**Data to process:**

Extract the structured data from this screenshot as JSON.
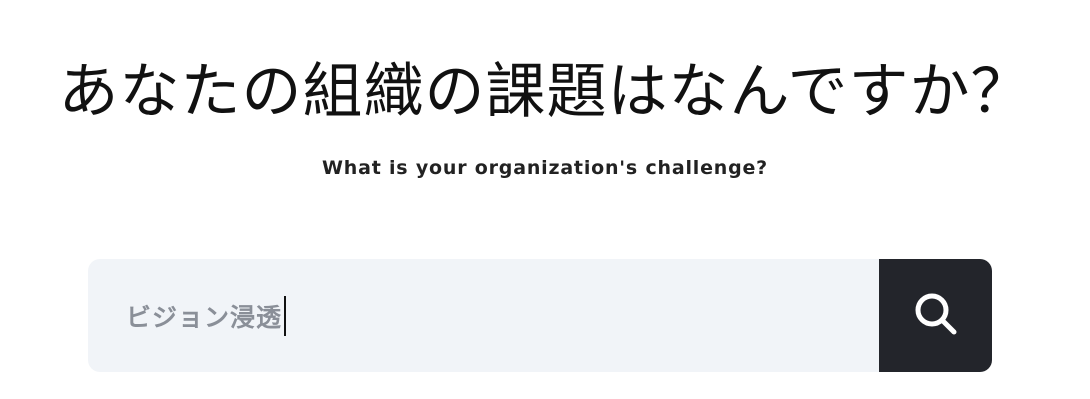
{
  "hero": {
    "title": "あなたの組織の課題はなんですか？",
    "subtitle": "What is your organization's challenge?"
  },
  "search": {
    "value": "ビジョン浸透",
    "button_icon": "search-icon"
  },
  "colors": {
    "field_background": "#f1f4f8",
    "button_background": "#23252b",
    "icon": "#ffffff",
    "value_text": "#8a8f98"
  }
}
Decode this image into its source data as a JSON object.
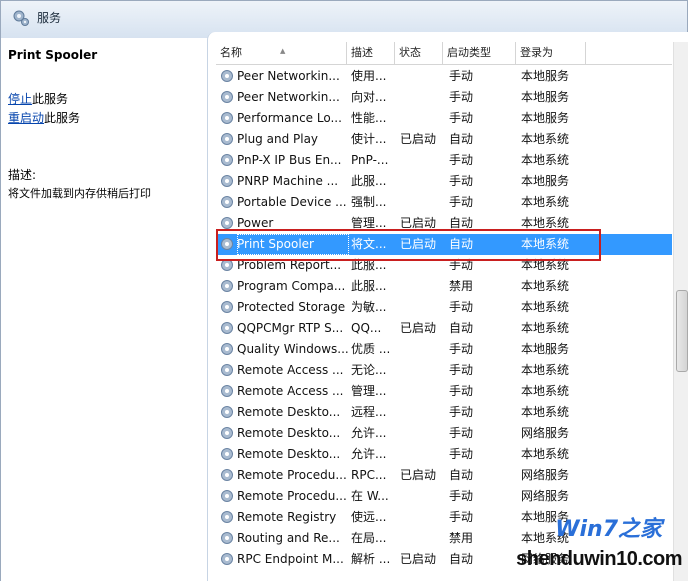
{
  "window": {
    "title": "服务"
  },
  "left_panel": {
    "service_name": "Print Spooler",
    "stop_link": "停止",
    "stop_suffix": "此服务",
    "restart_link": "重启动",
    "restart_suffix": "此服务",
    "desc_label": "描述:",
    "desc_text": "将文件加载到内存供稍后打印"
  },
  "columns": [
    "名称",
    "描述",
    "状态",
    "启动类型",
    "登录为"
  ],
  "rows": [
    [
      "Peer Networkin...",
      "使用...",
      "",
      "手动",
      "本地服务"
    ],
    [
      "Peer Networkin...",
      "向对...",
      "",
      "手动",
      "本地服务"
    ],
    [
      "Performance Lo...",
      "性能...",
      "",
      "手动",
      "本地服务"
    ],
    [
      "Plug and Play",
      "使计...",
      "已启动",
      "自动",
      "本地系统"
    ],
    [
      "PnP-X IP Bus En...",
      "PnP-...",
      "",
      "手动",
      "本地系统"
    ],
    [
      "PNRP Machine ...",
      "此服...",
      "",
      "手动",
      "本地服务"
    ],
    [
      "Portable Device ...",
      "强制...",
      "",
      "手动",
      "本地系统"
    ],
    [
      "Power",
      "管理...",
      "已启动",
      "自动",
      "本地系统"
    ],
    [
      "Print Spooler",
      "将文...",
      "已启动",
      "自动",
      "本地系统"
    ],
    [
      "Problem Report...",
      "此服...",
      "",
      "手动",
      "本地系统"
    ],
    [
      "Program Compa...",
      "此服...",
      "",
      "禁用",
      "本地系统"
    ],
    [
      "Protected Storage",
      "为敏...",
      "",
      "手动",
      "本地系统"
    ],
    [
      "QQPCMgr RTP S...",
      "QQ...",
      "已启动",
      "自动",
      "本地系统"
    ],
    [
      "Quality Windows...",
      "优质 ...",
      "",
      "手动",
      "本地服务"
    ],
    [
      "Remote Access ...",
      "无论...",
      "",
      "手动",
      "本地系统"
    ],
    [
      "Remote Access ...",
      "管理...",
      "",
      "手动",
      "本地系统"
    ],
    [
      "Remote Deskto...",
      "远程...",
      "",
      "手动",
      "本地系统"
    ],
    [
      "Remote Deskto...",
      "允许...",
      "",
      "手动",
      "网络服务"
    ],
    [
      "Remote Deskto...",
      "允许...",
      "",
      "手动",
      "本地系统"
    ],
    [
      "Remote Procedu...",
      "RPC...",
      "已启动",
      "自动",
      "网络服务"
    ],
    [
      "Remote Procedu...",
      "在 W...",
      "",
      "手动",
      "网络服务"
    ],
    [
      "Remote Registry",
      "使远...",
      "",
      "手动",
      "本地服务"
    ],
    [
      "Routing and Re...",
      "在局...",
      "",
      "禁用",
      "本地系统"
    ],
    [
      "RPC Endpoint M...",
      "解析 ...",
      "已启动",
      "自动",
      "网络服务"
    ]
  ],
  "selected_index": 8,
  "watermark": {
    "brand": "Win7之家",
    "site": "shenduwin10.com"
  },
  "colors": {
    "selection": "#3399ff",
    "highlight_box": "#c91f1f"
  }
}
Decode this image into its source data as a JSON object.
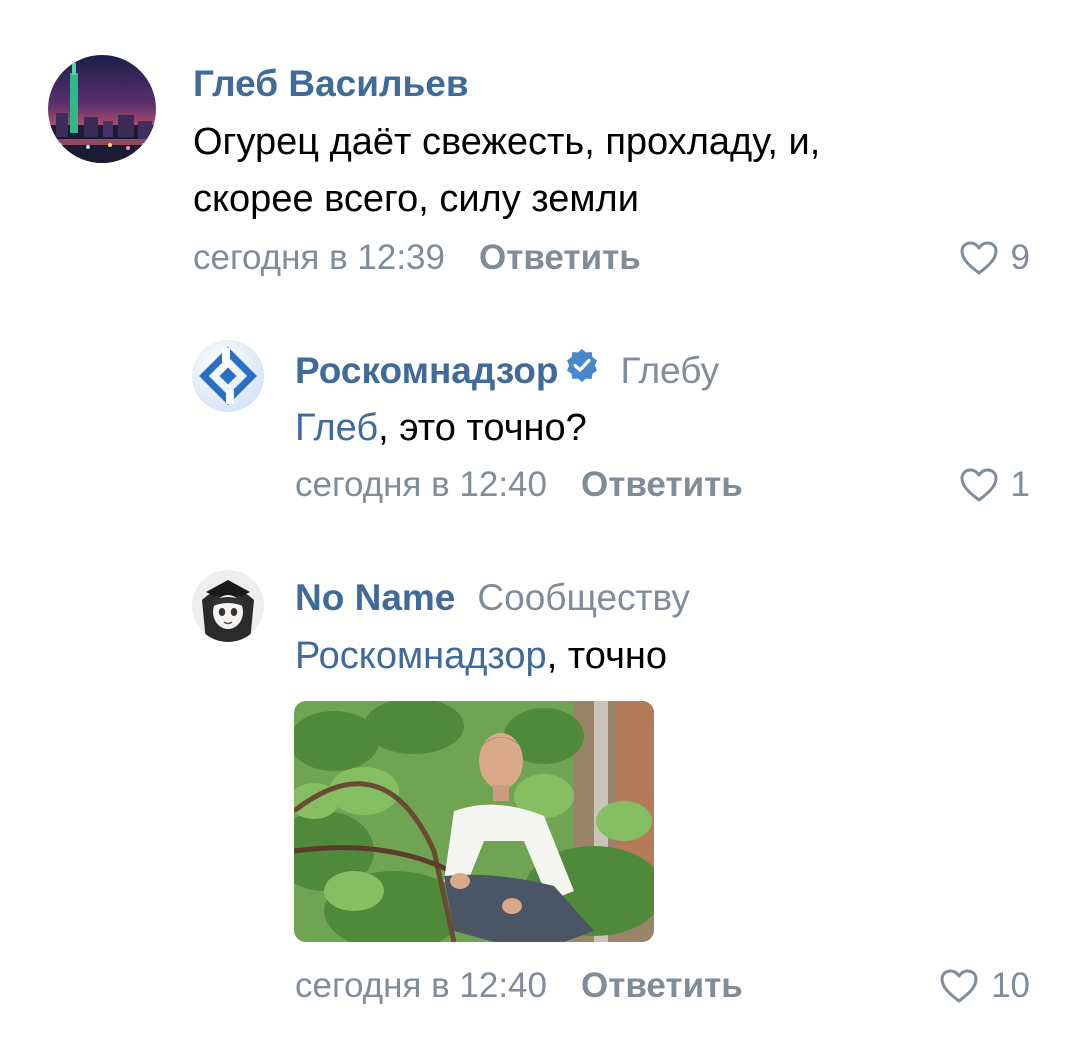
{
  "comments": [
    {
      "author": "Глеб Васильев",
      "text_line1": "Огурец даёт свежесть, прохладу, и,",
      "text_line2": "скорее всего, силу земли",
      "time": "сегодня в 12:39",
      "reply_label": "Ответить",
      "likes": "9",
      "avatar_icon": "night-city-avatar"
    },
    {
      "author": "Роскомнадзор",
      "reply_to": "Глебу",
      "mention": "Глеб",
      "text_rest": ", это точно?",
      "time": "сегодня в 12:40",
      "reply_label": "Ответить",
      "likes": "1",
      "verified_icon": "verified-badge-icon",
      "avatar_icon": "roskomnadzor-logo"
    },
    {
      "author": "No Name",
      "reply_to": "Сообществу",
      "mention": "Роскомнадзор",
      "text_rest": ", точно",
      "time": "сегодня в 12:40",
      "reply_label": "Ответить",
      "likes": "10",
      "avatar_icon": "anime-girl-avatar",
      "attachment": "photo-man-in-cucumber-garden"
    }
  ],
  "colors": {
    "link": "#3f6a99",
    "secondary": "#818c99",
    "verified": "#4986cc",
    "text": "#000000"
  }
}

**What is required:** Output the full set of records above without changing a word, and drop the images.

**Exercise response:**
Extract the structured data from this screenshot as JSON.
{
  "hero": {
    "title": "あなたの組織の課題はなんですか？",
    "subtitle": "What is your organization's challenge?"
  },
  "search": {
    "value": "ビジョン浸透",
    "button_icon": "search-icon"
  },
  "colors": {
    "field_background": "#f1f4f8",
    "button_background": "#23252b",
    "icon": "#ffffff",
    "value_text": "#8a8f98"
  }
}
Decode this image into its source data as a JSON object.
{
  "window": {
    "title": "服务"
  },
  "left_panel": {
    "service_name": "Print Spooler",
    "stop_link": "停止",
    "stop_suffix": "此服务",
    "restart_link": "重启动",
    "restart_suffix": "此服务",
    "desc_label": "描述:",
    "desc_text": "将文件加载到内存供稍后打印"
  },
  "columns": [
    "名称",
    "描述",
    "状态",
    "启动类型",
    "登录为"
  ],
  "rows": [
    [
      "Peer Networkin...",
      "使用...",
      "",
      "手动",
      "本地服务"
    ],
    [
      "Peer Networkin...",
      "向对...",
      "",
      "手动",
      "本地服务"
    ],
    [
      "Performance Lo...",
      "性能...",
      "",
      "手动",
      "本地服务"
    ],
    [
      "Plug and Play",
      "使计...",
      "已启动",
      "自动",
      "本地系统"
    ],
    [
      "PnP-X IP Bus En...",
      "PnP-...",
      "",
      "手动",
      "本地系统"
    ],
    [
      "PNRP Machine ...",
      "此服...",
      "",
      "手动",
      "本地服务"
    ],
    [
      "Portable Device ...",
      "强制...",
      "",
      "手动",
      "本地系统"
    ],
    [
      "Power",
      "管理...",
      "已启动",
      "自动",
      "本地系统"
    ],
    [
      "Print Spooler",
      "将文...",
      "已启动",
      "自动",
      "本地系统"
    ],
    [
      "Problem Report...",
      "此服...",
      "",
      "手动",
      "本地系统"
    ],
    [
      "Program Compa...",
      "此服...",
      "",
      "禁用",
      "本地系统"
    ],
    [
      "Protected Storage",
      "为敏...",
      "",
      "手动",
      "本地系统"
    ],
    [
      "QQPCMgr RTP S...",
      "QQ...",
      "已启动",
      "自动",
      "本地系统"
    ],
    [
      "Quality Windows...",
      "优质 ...",
      "",
      "手动",
      "本地服务"
    ],
    [
      "Remote Access ...",
      "无论...",
      "",
      "手动",
      "本地系统"
    ],
    [
      "Remote Access ...",
      "管理...",
      "",
      "手动",
      "本地系统"
    ],
    [
      "Remote Deskto...",
      "远程...",
      "",
      "手动",
      "本地系统"
    ],
    [
      "Remote Deskto...",
      "允许...",
      "",
      "手动",
      "网络服务"
    ],
    [
      "Remote Deskto...",
      "允许...",
      "",
      "手动",
      "本地系统"
    ],
    [
      "Remote Procedu...",
      "RPC...",
      "已启动",
      "自动",
      "网络服务"
    ],
    [
      "Remote Procedu...",
      "在 W...",
      "",
      "手动",
      "网络服务"
    ],
    [
      "Remote Registry",
      "使远...",
      "",
      "手动",
      "本地服务"
    ],
    [
      "Routing and Re...",
      "在局...",
      "",
      "禁用",
      "本地系统"
    ],
    [
      "RPC Endpoint M...",
      "解析 ...",
      "已启动",
      "自动",
      "网络服务"
    ]
  ],
  "selected_index": 8,
  "watermark": {
    "brand": "Win7之家",
    "site": "shenduwin10.com"
  },
  "colors": {
    "selection": "#3399ff",
    "highlight_box": "#c91f1f"
  }
}
Decode this image into its source data as a JSON object.
{
  "comments": [
    {
      "author": "Глеб Васильев",
      "text_line1": "Огурец даёт свежесть, прохладу, и,",
      "text_line2": "скорее всего, силу земли",
      "time": "сегодня в 12:39",
      "reply_label": "Ответить",
      "likes": "9",
      "avatar_icon": "night-city-avatar"
    },
    {
      "author": "Роскомнадзор",
      "reply_to": "Глебу",
      "mention": "Глеб",
      "text_rest": ", это точно?",
      "time": "сегодня в 12:40",
      "reply_label": "Ответить",
      "likes": "1",
      "verified_icon": "verified-badge-icon",
      "avatar_icon": "roskomnadzor-logo"
    },
    {
      "author": "No Name",
      "reply_to": "Сообществу",
      "mention": "Роскомнадзор",
      "text_rest": ", точно",
      "time": "сегодня в 12:40",
      "reply_label": "Ответить",
      "likes": "10",
      "avatar_icon": "anime-girl-avatar",
      "attachment": "photo-man-in-cucumber-garden"
    }
  ],
  "colors": {
    "link": "#3f6a99",
    "secondary": "#818c99",
    "verified": "#4986cc",
    "text": "#000000"
  }
}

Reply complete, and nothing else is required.